:: DATA PROVIDED

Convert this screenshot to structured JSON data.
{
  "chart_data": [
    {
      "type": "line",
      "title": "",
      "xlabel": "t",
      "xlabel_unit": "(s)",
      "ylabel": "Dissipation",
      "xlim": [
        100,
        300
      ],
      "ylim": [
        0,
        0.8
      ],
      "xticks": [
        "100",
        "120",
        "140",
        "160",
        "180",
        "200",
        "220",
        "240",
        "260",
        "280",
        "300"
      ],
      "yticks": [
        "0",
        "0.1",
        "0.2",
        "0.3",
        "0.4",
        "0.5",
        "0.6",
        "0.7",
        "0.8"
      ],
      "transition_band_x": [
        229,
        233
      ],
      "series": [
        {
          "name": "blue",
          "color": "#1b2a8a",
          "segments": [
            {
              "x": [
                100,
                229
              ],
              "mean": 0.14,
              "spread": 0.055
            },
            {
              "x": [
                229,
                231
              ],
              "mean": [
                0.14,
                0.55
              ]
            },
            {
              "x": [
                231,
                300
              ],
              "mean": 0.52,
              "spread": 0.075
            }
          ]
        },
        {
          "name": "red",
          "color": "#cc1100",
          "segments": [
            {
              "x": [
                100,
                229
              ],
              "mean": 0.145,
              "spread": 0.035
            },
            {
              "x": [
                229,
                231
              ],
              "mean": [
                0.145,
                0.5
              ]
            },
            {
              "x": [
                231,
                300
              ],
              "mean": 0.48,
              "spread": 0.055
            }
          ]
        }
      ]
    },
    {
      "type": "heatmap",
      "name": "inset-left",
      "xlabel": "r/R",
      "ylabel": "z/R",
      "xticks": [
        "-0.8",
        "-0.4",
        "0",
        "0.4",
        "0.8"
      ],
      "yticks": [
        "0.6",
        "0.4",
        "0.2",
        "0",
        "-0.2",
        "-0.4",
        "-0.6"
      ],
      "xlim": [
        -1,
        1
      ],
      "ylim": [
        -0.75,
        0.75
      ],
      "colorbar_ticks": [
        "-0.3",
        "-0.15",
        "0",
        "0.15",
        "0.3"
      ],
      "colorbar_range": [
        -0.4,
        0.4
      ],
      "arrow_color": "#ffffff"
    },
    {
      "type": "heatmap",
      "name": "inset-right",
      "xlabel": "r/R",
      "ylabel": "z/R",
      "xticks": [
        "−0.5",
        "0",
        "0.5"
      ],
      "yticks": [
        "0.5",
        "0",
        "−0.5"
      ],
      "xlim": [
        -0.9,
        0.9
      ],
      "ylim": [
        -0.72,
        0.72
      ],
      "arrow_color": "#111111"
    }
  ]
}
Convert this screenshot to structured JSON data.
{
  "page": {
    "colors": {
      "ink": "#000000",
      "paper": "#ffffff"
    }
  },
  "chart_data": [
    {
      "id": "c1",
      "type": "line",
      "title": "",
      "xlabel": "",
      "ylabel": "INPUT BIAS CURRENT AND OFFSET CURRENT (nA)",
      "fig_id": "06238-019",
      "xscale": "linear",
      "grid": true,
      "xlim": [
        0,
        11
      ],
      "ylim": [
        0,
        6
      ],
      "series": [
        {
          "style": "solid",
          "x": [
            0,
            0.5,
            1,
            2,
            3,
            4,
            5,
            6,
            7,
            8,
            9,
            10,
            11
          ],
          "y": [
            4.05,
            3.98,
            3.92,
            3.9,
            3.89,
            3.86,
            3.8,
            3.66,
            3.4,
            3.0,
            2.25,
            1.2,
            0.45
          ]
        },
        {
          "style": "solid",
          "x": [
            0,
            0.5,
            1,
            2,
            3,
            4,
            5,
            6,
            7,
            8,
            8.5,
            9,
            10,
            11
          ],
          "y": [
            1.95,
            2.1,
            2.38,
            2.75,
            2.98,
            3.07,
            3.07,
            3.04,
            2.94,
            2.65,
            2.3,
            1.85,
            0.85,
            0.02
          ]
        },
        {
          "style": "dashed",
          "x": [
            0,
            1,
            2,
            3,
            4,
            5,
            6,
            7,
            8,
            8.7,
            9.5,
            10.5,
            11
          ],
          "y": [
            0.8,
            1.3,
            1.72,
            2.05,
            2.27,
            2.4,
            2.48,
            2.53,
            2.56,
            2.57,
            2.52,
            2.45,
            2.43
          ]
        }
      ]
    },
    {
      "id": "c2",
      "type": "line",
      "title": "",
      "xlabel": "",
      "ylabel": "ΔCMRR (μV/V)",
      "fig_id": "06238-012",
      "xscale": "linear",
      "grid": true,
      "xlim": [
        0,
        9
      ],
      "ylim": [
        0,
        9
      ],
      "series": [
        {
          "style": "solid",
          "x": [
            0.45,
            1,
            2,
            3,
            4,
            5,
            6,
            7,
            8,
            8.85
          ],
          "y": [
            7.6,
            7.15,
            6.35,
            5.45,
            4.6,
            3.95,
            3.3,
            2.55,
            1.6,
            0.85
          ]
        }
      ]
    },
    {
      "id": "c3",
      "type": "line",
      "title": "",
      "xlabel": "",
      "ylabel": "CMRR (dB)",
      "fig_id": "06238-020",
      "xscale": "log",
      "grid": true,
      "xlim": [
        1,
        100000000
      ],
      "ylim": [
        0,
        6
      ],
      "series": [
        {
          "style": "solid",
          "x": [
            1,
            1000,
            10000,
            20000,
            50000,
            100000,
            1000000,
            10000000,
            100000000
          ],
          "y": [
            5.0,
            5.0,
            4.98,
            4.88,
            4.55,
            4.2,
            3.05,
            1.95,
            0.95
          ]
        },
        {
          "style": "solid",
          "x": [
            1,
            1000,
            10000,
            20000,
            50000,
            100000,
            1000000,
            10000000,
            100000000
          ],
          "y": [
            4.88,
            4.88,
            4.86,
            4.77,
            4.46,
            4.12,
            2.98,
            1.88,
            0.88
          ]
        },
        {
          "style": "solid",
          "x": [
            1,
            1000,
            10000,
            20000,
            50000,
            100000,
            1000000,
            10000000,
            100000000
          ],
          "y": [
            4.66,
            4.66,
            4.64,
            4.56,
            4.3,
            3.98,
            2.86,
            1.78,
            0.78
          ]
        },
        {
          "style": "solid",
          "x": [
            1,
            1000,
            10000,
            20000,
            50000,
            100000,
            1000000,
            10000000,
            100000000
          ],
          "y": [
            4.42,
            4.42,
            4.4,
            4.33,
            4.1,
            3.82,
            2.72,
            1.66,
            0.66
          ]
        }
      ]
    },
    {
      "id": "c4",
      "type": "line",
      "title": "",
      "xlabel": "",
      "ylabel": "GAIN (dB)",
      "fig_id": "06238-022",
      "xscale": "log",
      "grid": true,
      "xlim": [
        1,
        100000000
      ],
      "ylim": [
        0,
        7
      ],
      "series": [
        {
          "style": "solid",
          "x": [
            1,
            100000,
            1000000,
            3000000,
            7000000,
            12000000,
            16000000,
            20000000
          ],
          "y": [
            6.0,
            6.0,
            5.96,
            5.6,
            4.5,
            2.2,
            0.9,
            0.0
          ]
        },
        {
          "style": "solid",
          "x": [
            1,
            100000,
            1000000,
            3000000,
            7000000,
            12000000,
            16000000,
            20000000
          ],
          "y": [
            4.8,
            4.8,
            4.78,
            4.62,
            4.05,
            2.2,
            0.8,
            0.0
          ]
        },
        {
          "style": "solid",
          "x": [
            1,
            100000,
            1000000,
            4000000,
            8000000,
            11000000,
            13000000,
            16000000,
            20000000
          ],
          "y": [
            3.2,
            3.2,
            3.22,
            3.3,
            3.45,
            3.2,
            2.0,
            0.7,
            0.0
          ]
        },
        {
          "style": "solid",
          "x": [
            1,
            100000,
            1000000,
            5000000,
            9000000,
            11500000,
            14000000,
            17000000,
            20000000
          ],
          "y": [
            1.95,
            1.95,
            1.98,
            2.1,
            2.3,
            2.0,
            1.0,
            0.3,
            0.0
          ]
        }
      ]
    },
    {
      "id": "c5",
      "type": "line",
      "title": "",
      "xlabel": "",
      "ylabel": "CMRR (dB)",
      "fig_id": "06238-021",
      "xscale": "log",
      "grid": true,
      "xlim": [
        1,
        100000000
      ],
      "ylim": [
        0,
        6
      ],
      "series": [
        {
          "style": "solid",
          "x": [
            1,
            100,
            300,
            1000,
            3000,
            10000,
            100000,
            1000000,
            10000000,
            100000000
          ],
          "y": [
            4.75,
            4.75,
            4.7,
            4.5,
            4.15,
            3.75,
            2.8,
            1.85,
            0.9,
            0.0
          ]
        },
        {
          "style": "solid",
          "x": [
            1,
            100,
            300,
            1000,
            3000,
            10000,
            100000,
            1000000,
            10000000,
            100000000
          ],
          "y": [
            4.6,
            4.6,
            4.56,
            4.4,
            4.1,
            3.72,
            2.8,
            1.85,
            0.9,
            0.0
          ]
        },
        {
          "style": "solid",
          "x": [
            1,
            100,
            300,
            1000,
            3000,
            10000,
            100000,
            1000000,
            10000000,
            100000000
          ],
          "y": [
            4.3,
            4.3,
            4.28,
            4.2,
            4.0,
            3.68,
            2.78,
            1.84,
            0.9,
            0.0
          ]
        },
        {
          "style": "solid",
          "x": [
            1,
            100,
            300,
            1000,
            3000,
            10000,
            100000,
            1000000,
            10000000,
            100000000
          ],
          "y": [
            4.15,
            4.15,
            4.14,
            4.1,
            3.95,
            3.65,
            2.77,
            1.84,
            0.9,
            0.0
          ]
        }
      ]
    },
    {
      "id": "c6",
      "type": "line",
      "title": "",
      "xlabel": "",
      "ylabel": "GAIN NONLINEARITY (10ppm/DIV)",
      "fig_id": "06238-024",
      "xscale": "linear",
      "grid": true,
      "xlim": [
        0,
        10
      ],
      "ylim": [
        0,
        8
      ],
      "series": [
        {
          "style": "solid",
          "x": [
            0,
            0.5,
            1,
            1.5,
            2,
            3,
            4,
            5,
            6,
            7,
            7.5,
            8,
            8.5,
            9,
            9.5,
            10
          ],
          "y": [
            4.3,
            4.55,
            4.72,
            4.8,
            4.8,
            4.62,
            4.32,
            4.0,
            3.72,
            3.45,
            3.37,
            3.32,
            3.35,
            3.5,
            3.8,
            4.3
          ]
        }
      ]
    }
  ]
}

::::

YOUR INSTRUCTIONS – Scan the material above. Copy each line where "name" occurs.

ANSWER TO THIS PROBLEM –
          "name": "blue",
          "name": "red",
      "name": "inset-left",
      "name": "inset-right",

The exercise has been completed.